Directive: Below are the records; copy each line in them that holds the word "Europa".

Material supplied:
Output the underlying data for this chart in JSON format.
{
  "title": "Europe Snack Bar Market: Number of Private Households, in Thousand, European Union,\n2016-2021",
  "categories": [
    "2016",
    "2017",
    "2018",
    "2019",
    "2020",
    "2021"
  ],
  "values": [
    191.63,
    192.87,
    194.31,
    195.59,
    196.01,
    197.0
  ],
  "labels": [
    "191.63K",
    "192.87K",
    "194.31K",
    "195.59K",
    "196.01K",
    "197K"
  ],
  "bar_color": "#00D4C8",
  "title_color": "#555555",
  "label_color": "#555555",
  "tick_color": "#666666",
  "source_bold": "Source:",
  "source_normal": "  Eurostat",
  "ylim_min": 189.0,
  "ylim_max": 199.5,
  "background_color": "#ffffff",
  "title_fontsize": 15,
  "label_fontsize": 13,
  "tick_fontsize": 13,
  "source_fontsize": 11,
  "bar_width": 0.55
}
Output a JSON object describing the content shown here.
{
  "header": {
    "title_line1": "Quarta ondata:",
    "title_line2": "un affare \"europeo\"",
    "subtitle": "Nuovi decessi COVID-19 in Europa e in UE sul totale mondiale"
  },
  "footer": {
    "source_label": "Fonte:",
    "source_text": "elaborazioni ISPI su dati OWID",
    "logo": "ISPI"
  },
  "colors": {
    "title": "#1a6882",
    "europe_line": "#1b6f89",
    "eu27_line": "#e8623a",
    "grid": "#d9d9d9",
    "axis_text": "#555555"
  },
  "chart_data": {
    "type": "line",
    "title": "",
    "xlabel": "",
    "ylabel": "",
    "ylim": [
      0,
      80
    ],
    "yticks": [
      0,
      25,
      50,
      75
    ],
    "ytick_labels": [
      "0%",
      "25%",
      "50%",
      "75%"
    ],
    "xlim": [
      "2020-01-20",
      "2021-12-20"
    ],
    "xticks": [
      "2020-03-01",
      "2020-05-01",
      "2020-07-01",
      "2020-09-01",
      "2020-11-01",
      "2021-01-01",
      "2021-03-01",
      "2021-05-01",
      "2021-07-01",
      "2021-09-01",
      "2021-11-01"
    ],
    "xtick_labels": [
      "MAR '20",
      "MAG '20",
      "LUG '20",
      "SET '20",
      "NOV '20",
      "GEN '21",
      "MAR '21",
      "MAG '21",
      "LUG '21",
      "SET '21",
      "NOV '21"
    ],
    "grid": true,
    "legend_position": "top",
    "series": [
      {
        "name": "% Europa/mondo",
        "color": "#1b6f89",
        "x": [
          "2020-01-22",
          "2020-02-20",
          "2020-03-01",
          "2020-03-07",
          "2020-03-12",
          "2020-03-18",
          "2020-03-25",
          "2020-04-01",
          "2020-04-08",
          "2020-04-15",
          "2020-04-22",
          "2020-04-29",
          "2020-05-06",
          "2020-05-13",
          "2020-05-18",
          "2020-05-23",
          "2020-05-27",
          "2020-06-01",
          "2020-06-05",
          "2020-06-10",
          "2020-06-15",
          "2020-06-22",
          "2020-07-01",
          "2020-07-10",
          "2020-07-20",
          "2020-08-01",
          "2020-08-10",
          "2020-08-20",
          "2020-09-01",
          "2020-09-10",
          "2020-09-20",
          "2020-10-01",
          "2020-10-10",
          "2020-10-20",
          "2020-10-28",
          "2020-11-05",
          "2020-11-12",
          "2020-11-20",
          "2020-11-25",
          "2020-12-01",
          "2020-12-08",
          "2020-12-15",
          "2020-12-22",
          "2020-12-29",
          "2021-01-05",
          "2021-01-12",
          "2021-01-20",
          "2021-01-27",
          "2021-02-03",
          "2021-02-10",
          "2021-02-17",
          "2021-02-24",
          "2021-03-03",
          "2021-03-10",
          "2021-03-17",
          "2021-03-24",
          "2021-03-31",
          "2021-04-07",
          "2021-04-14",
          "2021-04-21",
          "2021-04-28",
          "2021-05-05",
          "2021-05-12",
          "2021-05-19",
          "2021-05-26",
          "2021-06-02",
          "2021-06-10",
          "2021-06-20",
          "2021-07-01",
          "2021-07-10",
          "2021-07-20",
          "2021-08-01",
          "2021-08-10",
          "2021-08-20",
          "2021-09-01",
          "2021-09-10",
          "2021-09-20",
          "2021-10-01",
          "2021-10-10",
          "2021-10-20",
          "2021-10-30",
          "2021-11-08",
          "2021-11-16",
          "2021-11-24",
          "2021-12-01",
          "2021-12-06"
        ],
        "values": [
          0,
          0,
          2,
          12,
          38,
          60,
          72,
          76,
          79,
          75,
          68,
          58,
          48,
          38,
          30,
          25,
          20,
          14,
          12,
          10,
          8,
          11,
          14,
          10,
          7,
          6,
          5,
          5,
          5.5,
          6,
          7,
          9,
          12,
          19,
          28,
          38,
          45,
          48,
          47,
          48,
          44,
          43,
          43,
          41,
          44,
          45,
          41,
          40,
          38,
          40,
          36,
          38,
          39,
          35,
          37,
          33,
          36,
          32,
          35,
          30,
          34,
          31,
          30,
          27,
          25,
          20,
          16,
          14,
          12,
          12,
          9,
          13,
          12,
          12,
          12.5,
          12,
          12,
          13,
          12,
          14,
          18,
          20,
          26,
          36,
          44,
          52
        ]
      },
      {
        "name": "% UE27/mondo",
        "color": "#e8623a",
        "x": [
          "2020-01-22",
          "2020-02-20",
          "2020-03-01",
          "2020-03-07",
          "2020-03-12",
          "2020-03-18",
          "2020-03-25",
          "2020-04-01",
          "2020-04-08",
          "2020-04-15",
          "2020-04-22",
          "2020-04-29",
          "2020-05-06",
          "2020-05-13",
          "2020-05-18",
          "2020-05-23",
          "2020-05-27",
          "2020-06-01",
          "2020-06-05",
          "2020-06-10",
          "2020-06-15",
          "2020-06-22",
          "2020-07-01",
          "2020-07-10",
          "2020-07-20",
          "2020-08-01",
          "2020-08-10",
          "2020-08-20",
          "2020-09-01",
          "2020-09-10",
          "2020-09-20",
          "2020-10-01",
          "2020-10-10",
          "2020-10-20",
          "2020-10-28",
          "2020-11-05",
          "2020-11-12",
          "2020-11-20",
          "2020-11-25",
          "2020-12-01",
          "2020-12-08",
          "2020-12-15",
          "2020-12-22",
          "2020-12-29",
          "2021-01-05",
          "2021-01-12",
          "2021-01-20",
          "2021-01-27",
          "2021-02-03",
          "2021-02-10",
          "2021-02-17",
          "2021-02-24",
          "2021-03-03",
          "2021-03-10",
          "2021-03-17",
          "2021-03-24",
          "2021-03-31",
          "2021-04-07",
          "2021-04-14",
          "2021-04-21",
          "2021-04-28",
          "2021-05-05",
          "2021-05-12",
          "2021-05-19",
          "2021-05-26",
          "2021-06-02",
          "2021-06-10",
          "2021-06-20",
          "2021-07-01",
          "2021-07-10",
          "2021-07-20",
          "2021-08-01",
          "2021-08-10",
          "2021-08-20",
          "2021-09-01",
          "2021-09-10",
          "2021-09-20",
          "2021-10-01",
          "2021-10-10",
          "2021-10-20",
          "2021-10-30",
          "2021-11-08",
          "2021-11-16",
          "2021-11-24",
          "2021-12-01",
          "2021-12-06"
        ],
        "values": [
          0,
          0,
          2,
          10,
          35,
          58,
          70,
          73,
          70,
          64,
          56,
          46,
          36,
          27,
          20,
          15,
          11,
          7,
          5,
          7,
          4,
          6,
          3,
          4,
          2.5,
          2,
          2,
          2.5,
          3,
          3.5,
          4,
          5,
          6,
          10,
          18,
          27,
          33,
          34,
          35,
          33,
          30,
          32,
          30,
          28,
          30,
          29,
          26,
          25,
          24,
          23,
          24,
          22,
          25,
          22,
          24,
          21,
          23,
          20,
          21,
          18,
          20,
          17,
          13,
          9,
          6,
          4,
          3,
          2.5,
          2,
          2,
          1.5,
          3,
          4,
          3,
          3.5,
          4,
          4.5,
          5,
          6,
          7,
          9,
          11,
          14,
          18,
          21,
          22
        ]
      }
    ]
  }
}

Exercise solution:
    "subtitle": "Nuovi decessi COVID-19 in Europa e in UE sul totale mondiale"
        "name": "% Europa/mondo",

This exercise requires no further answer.